• [Challenge] Make an exact copy of the listing below.

(Dataset items)
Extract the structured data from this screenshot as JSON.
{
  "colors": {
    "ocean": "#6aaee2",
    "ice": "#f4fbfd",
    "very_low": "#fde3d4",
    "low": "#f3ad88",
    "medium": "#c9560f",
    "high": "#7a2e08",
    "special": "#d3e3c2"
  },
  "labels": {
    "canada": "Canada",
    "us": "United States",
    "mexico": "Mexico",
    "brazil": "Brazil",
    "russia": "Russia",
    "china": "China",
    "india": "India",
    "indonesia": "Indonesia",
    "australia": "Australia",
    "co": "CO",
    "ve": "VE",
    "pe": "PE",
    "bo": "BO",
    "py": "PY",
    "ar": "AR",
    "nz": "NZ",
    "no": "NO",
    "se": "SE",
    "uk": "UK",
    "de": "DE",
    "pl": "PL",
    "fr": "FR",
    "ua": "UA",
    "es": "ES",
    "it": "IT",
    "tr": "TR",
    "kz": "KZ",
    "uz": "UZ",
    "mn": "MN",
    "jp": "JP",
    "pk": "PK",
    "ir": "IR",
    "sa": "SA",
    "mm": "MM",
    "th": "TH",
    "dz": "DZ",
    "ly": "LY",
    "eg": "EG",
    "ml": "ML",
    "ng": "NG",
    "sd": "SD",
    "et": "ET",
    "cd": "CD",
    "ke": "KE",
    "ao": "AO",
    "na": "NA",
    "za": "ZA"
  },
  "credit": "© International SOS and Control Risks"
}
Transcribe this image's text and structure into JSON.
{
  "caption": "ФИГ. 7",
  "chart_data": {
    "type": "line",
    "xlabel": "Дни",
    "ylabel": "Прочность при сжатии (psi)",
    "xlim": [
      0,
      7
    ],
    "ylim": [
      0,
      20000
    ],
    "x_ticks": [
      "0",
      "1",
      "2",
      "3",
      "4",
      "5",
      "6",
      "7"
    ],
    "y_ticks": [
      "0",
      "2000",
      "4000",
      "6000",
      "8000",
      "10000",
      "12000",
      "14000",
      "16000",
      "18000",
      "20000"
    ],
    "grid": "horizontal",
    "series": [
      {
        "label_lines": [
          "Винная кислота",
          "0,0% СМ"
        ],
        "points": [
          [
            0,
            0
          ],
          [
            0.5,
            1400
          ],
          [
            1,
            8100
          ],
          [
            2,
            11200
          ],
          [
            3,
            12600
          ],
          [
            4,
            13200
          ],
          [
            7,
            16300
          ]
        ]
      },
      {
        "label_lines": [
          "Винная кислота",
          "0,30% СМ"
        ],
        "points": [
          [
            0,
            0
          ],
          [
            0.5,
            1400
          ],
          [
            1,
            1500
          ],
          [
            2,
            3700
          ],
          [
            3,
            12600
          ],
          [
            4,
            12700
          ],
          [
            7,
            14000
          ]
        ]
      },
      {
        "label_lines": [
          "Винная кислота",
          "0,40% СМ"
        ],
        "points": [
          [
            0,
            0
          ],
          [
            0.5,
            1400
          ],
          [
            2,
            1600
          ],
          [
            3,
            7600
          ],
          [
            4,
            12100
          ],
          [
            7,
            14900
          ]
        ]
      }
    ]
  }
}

• [Completed task]
Extract the structured data from this screenshot as JSON.
{
  "colors": {
    "ocean": "#6aaee2",
    "ice": "#f4fbfd",
    "very_low": "#fde3d4",
    "low": "#f3ad88",
    "medium": "#c9560f",
    "high": "#7a2e08",
    "special": "#d3e3c2"
  },
  "labels": {
    "canada": "Canada",
    "us": "United States",
    "mexico": "Mexico",
    "brazil": "Brazil",
    "russia": "Russia",
    "china": "China",
    "india": "India",
    "indonesia": "Indonesia",
    "australia": "Australia",
    "co": "CO",
    "ve": "VE",
    "pe": "PE",
    "bo": "BO",
    "py": "PY",
    "ar": "AR",
    "nz": "NZ",
    "no": "NO",
    "se": "SE",
    "uk": "UK",
    "de": "DE",
    "pl": "PL",
    "fr": "FR",
    "ua": "UA",
    "es": "ES",
    "it": "IT",
    "tr": "TR",
    "kz": "KZ",
    "uz": "UZ",
    "mn": "MN",
    "jp": "JP",
    "pk": "PK",
    "ir": "IR",
    "sa": "SA",
    "mm": "MM",
    "th": "TH",
    "dz": "DZ",
    "ly": "LY",
    "eg": "EG",
    "ml": "ML",
    "ng": "NG",
    "sd": "SD",
    "et": "ET",
    "cd": "CD",
    "ke": "KE",
    "ao": "AO",
    "na": "NA",
    "za": "ZA"
  },
  "credit": "© International SOS and Control Risks"
}
Transcribe this image's text and structure into JSON.
{
  "caption": "ФИГ. 7",
  "chart_data": {
    "type": "line",
    "xlabel": "Дни",
    "ylabel": "Прочность при сжатии (psi)",
    "xlim": [
      0,
      7
    ],
    "ylim": [
      0,
      20000
    ],
    "x_ticks": [
      "0",
      "1",
      "2",
      "3",
      "4",
      "5",
      "6",
      "7"
    ],
    "y_ticks": [
      "0",
      "2000",
      "4000",
      "6000",
      "8000",
      "10000",
      "12000",
      "14000",
      "16000",
      "18000",
      "20000"
    ],
    "grid": "horizontal",
    "series": [
      {
        "label_lines": [
          "Винная кислота",
          "0,0% СМ"
        ],
        "points": [
          [
            0,
            0
          ],
          [
            0.5,
            1400
          ],
          [
            1,
            8100
          ],
          [
            2,
            11200
          ],
          [
            3,
            12600
          ],
          [
            4,
            13200
          ],
          [
            7,
            16300
          ]
        ]
      },
      {
        "label_lines": [
          "Винная кислота",
          "0,30% СМ"
        ],
        "points": [
          [
            0,
            0
          ],
          [
            0.5,
            1400
          ],
          [
            1,
            1500
          ],
          [
            2,
            3700
          ],
          [
            3,
            12600
          ],
          [
            4,
            12700
          ],
          [
            7,
            14000
          ]
        ]
      },
      {
        "label_lines": [
          "Винная кислота",
          "0,40% СМ"
        ],
        "points": [
          [
            0,
            0
          ],
          [
            0.5,
            1400
          ],
          [
            2,
            1600
          ],
          [
            3,
            7600
          ],
          [
            4,
            12100
          ],
          [
            7,
            14900
          ]
        ]
      }
    ]
  }
}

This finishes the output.